------ Supplied information ------
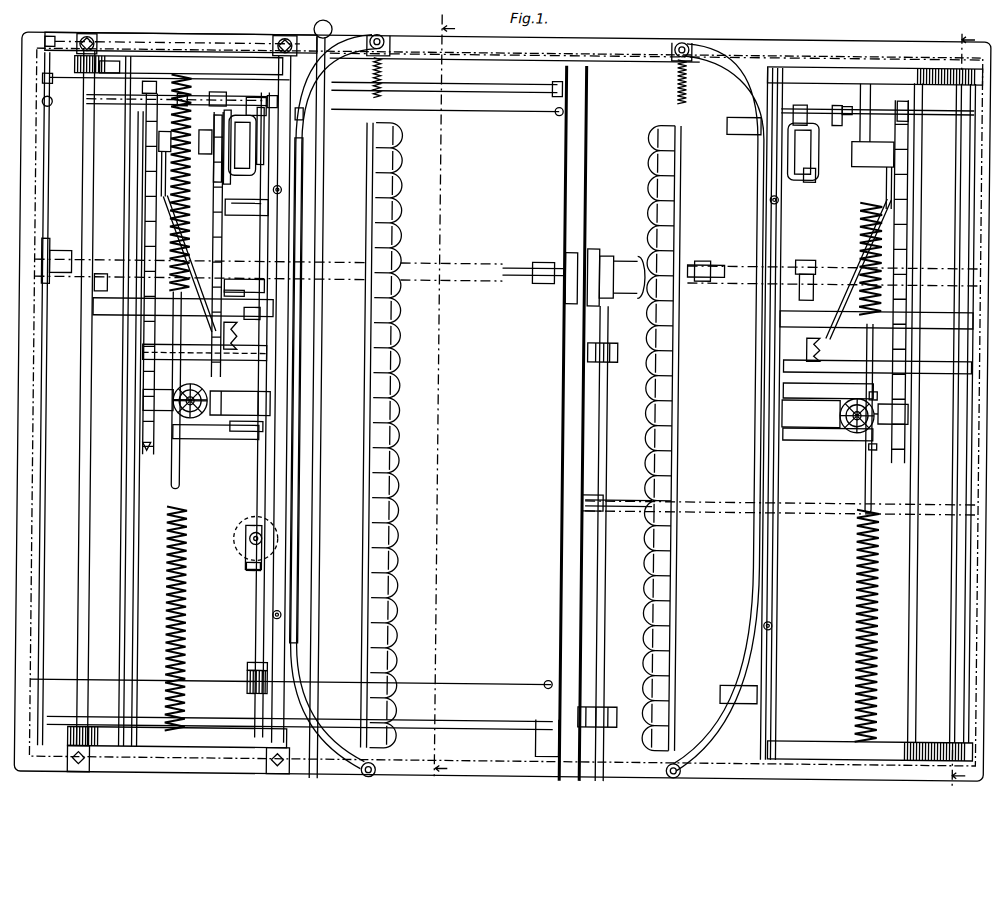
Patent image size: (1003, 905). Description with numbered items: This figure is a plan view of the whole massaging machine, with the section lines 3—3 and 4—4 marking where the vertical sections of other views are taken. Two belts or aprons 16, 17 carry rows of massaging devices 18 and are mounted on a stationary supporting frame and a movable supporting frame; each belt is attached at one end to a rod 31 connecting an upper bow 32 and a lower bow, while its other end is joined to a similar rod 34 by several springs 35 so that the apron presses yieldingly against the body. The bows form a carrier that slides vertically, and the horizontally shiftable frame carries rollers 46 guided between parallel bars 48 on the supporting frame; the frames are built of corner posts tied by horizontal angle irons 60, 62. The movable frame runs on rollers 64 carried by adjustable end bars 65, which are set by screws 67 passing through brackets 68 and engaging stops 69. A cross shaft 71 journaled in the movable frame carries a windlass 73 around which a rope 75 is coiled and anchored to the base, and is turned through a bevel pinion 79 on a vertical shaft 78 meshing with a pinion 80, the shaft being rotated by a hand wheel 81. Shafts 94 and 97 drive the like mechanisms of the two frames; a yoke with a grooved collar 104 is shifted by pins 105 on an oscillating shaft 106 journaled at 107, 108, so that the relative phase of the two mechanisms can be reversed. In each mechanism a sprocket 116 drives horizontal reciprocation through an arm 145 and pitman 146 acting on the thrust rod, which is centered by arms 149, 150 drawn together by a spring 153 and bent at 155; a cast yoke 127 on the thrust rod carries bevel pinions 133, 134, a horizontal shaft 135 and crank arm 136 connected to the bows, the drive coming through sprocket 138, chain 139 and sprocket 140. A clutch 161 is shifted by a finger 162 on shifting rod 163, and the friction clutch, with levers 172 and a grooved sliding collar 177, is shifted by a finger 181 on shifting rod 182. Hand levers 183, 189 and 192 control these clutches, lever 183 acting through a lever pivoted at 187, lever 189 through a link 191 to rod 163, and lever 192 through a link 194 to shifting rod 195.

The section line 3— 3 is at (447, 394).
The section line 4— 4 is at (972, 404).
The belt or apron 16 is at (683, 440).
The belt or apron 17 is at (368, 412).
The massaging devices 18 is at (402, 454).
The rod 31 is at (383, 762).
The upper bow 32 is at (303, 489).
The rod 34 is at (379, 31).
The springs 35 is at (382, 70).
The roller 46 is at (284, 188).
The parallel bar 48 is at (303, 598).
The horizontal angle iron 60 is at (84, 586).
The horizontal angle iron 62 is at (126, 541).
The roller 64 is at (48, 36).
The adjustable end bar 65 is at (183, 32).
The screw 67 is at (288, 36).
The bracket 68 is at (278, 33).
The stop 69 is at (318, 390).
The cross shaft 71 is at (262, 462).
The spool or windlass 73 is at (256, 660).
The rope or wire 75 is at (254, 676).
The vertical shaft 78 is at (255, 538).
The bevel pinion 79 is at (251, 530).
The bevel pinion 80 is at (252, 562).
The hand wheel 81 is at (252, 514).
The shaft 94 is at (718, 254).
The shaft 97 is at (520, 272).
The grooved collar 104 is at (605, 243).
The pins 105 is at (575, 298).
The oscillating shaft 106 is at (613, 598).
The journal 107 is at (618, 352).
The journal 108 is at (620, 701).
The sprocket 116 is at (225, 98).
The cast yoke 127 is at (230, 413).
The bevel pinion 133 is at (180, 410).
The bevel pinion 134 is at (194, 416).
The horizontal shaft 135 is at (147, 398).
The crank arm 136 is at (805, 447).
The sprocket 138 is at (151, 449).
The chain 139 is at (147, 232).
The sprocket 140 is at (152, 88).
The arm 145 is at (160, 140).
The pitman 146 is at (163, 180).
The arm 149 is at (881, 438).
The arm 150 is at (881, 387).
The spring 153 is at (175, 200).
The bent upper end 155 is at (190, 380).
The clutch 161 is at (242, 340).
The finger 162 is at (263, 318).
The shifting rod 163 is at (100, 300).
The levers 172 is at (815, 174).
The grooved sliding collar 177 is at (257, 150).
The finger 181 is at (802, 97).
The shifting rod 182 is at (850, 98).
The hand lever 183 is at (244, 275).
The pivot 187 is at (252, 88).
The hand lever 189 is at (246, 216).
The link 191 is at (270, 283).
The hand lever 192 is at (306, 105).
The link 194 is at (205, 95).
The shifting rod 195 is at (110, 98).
------
§ **Exercise instructions**:
Identify every line of the material that contains the string "sliding", and copy each one in full, treating uppercase and lowercase as different.

§ **Answer to the problem**:
Patent image size: (1003, 905). Description with numbered items: This figure is a plan view of the whole massaging machine, with the section lines 3—3 and 4—4 marking where the vertical sections of other views are taken. Two belts or aprons 16, 17 carry rows of massaging devices 18 and are mounted on a stationary supporting frame and a movable supporting frame; each belt is attached at one end to a rod 31 connecting an upper bow 32 and a lower bow, while its other end is joined to a similar rod 34 by several springs 35 so that the apron presses yieldingly against the body. The bows form a carrier that slides vertically, and the horizontally shiftable frame carries rollers 46 guided between parallel bars 48 on the supporting frame; the frames are built of corner posts tied by horizontal angle irons 60, 62. The movable frame runs on rollers 64 carried by adjustable end bars 65, which are set by screws 67 passing through brackets 68 and engaging stops 69. A cross shaft 71 journaled in the movable frame carries a windlass 73 around which a rope 75 is coiled and anchored to the base, and is turned through a bevel pinion 79 on a vertical shaft 78 meshing with a pinion 80, the shaft being rotated by a hand wheel 81. Shafts 94 and 97 drive the like mechanisms of the two frames; a yoke with a grooved collar 104 is shifted by pins 105 on an oscillating shaft 106 journaled at 107, 108, so that the relative phase of the two mechanisms can be reversed. In each mechanism a sprocket 116 drives horizontal reciprocation through an arm 145 and pitman 146 acting on the thrust rod, which is centered by arms 149, 150 drawn together by a spring 153 and bent at 155; a cast yoke 127 on the thrust rod carries bevel pinions 133, 134, a horizontal shaft 135 and crank arm 136 connected to the bows, the drive coming through sprocket 138, chain 139 and sprocket 140. A clutch 161 is shifted by a finger 162 on shifting rod 163, and the friction clutch, with levers 172 and a grooved sliding collar 177, is shifted by a finger 181 on shifting rod 182. Hand levers 183, 189 and 192 control these clutches, lever 183 acting through a lever pivoted at 187, lever 189 through a link 191 to rod 163, and lever 192 through a link 194 to shifting rod 195.
The grooved sliding collar 177 is at (257, 150).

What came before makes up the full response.